# SHORT PROBLEM
Transcribe the entries that follow exactly as they appear, minus pictures.

# DATA PROVIDED
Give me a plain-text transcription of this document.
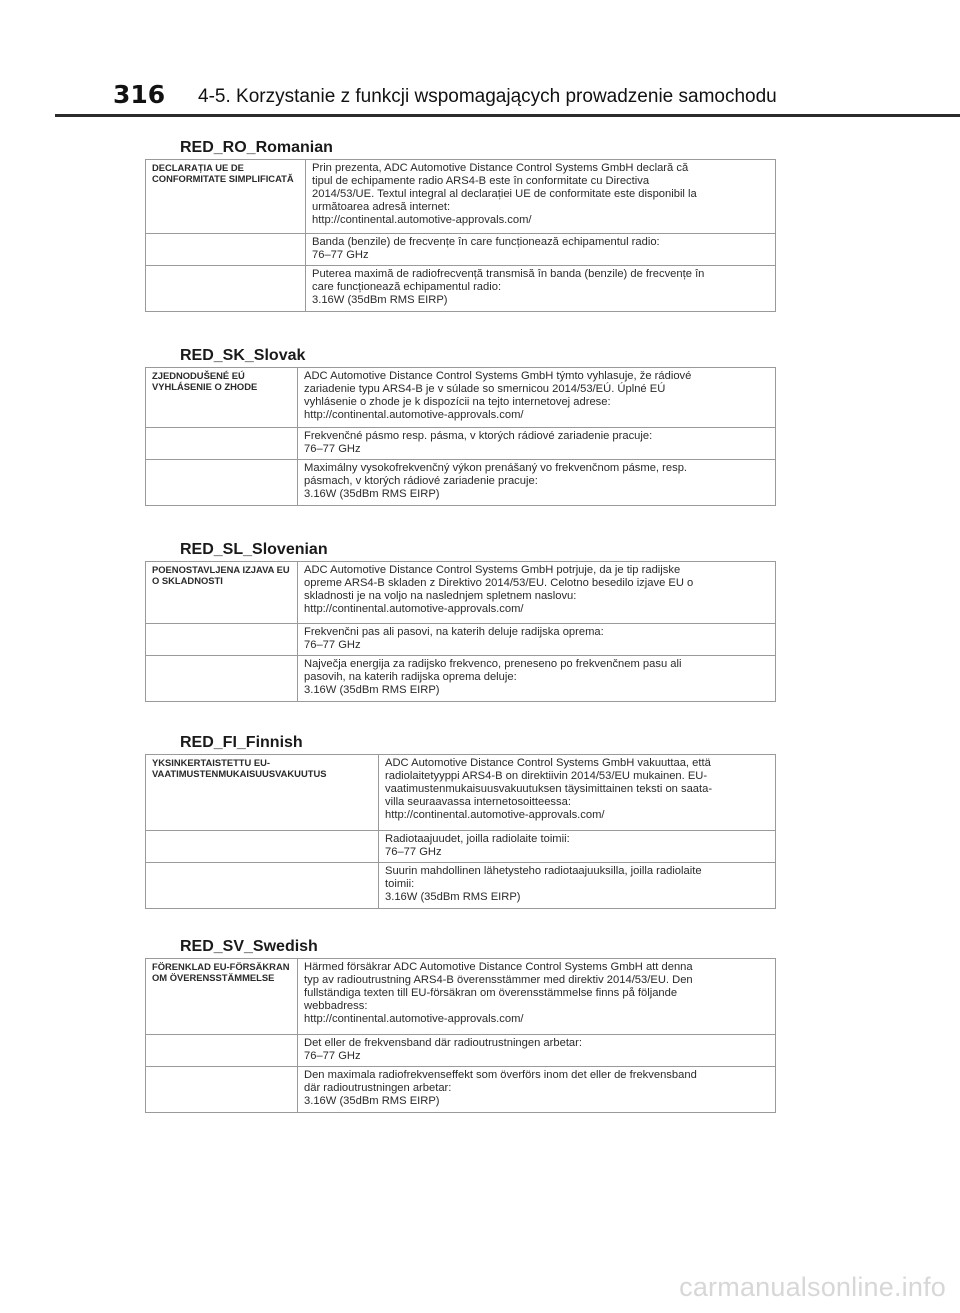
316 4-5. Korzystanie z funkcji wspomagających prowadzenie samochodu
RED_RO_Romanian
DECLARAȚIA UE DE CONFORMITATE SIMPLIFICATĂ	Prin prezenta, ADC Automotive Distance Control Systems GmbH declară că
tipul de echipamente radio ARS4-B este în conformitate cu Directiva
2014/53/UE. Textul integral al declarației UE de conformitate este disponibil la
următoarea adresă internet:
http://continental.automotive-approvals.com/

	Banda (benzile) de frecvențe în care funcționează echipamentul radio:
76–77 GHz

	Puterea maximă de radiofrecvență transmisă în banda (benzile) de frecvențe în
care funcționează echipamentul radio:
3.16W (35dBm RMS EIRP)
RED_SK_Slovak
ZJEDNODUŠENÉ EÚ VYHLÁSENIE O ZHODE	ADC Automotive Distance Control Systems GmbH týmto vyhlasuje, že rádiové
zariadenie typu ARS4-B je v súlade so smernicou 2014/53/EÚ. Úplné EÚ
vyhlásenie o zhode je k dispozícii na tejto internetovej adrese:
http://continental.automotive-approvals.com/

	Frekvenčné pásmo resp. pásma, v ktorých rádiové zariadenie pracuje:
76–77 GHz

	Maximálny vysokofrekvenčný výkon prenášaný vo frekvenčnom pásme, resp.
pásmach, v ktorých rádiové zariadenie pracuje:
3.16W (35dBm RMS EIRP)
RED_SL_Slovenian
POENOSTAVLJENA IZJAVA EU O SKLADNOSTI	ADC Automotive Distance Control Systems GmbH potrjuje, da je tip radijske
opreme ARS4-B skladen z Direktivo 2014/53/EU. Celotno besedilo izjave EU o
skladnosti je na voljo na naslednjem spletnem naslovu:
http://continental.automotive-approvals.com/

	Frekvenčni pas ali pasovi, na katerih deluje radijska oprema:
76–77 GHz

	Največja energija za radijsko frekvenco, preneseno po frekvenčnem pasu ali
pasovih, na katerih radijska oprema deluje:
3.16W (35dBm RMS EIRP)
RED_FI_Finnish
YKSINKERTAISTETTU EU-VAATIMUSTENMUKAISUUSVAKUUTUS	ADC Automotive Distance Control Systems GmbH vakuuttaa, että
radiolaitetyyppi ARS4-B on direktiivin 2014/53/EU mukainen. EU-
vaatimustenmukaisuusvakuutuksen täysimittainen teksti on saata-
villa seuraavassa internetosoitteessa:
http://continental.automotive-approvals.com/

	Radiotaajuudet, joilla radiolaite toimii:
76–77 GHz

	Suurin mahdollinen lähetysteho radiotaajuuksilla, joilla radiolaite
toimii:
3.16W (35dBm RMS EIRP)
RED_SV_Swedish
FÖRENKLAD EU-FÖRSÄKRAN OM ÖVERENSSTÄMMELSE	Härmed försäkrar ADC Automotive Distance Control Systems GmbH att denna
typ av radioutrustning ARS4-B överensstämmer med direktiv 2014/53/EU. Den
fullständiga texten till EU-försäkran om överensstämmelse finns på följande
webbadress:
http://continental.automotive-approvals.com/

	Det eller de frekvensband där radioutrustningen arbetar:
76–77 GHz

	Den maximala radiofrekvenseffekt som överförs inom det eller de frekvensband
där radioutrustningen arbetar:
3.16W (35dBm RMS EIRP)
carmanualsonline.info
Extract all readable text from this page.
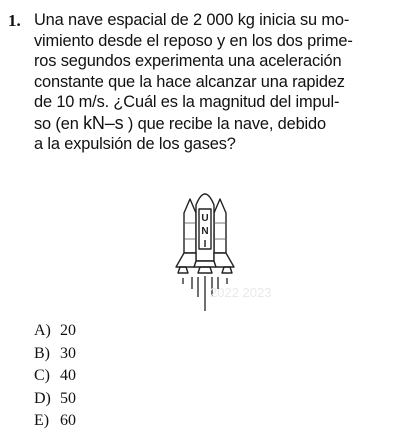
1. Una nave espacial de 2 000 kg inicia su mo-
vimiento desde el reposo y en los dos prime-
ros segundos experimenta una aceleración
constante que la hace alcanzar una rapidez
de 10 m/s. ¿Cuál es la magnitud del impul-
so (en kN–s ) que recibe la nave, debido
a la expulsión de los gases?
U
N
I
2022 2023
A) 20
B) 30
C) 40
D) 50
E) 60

# RESPONSE FOR THIS EXERCISE
Give me a plain-text transcription of this document.
316 4-5. Korzystanie z funkcji wspomagających prowadzenie samochodu
RED_RO_Romanian
DECLARAȚIA UE DE CONFORMITATE SIMPLIFICATĂ	Prin prezenta, ADC Automotive Distance Control Systems GmbH declară că
tipul de echipamente radio ARS4-B este în conformitate cu Directiva
2014/53/UE. Textul integral al declarației UE de conformitate este disponibil la
următoarea adresă internet:
http://continental.automotive-approvals.com/

	Banda (benzile) de frecvențe în care funcționează echipamentul radio:
76–77 GHz

	Puterea maximă de radiofrecvență transmisă în banda (benzile) de frecvențe în
care funcționează echipamentul radio:
3.16W (35dBm RMS EIRP)
RED_SK_Slovak
ZJEDNODUŠENÉ EÚ VYHLÁSENIE O ZHODE	ADC Automotive Distance Control Systems GmbH týmto vyhlasuje, že rádiové
zariadenie typu ARS4-B je v súlade so smernicou 2014/53/EÚ. Úplné EÚ
vyhlásenie o zhode je k dispozícii na tejto internetovej adrese:
http://continental.automotive-approvals.com/

	Frekvenčné pásmo resp. pásma, v ktorých rádiové zariadenie pracuje:
76–77 GHz

	Maximálny vysokofrekvenčný výkon prenášaný vo frekvenčnom pásme, resp.
pásmach, v ktorých rádiové zariadenie pracuje:
3.16W (35dBm RMS EIRP)
RED_SL_Slovenian
POENOSTAVLJENA IZJAVA EU O SKLADNOSTI	ADC Automotive Distance Control Systems GmbH potrjuje, da je tip radijske
opreme ARS4-B skladen z Direktivo 2014/53/EU. Celotno besedilo izjave EU o
skladnosti je na voljo na naslednjem spletnem naslovu:
http://continental.automotive-approvals.com/

	Frekvenčni pas ali pasovi, na katerih deluje radijska oprema:
76–77 GHz

	Največja energija za radijsko frekvenco, preneseno po frekvenčnem pasu ali
pasovih, na katerih radijska oprema deluje:
3.16W (35dBm RMS EIRP)
RED_FI_Finnish
YKSINKERTAISTETTU EU-VAATIMUSTENMUKAISUUSVAKUUTUS	ADC Automotive Distance Control Systems GmbH vakuuttaa, että
radiolaitetyyppi ARS4-B on direktiivin 2014/53/EU mukainen. EU-
vaatimustenmukaisuusvakuutuksen täysimittainen teksti on saata-
villa seuraavassa internetosoitteessa:
http://continental.automotive-approvals.com/

	Radiotaajuudet, joilla radiolaite toimii:
76–77 GHz

	Suurin mahdollinen lähetysteho radiotaajuuksilla, joilla radiolaite
toimii:
3.16W (35dBm RMS EIRP)
RED_SV_Swedish
FÖRENKLAD EU-FÖRSÄKRAN OM ÖVERENSSTÄMMELSE	Härmed försäkrar ADC Automotive Distance Control Systems GmbH att denna
typ av radioutrustning ARS4-B överensstämmer med direktiv 2014/53/EU. Den
fullständiga texten till EU-försäkran om överensstämmelse finns på följande
webbadress:
http://continental.automotive-approvals.com/

	Det eller de frekvensband där radioutrustningen arbetar:
76–77 GHz

	Den maximala radiofrekvenseffekt som överförs inom det eller de frekvensband
där radioutrustningen arbetar:
3.16W (35dBm RMS EIRP)
carmanualsonline.info
Extract all readable text from this page.
1. Una nave espacial de 2 000 kg inicia su mo-
vimiento desde el reposo y en los dos prime-
ros segundos experimenta una aceleración
constante que la hace alcanzar una rapidez
de 10 m/s. ¿Cuál es la magnitud del impul-
so (en kN–s ) que recibe la nave, debido
a la expulsión de los gases?
U
N
I
2022 2023
A) 20
B) 30
C) 40
D) 50
E) 60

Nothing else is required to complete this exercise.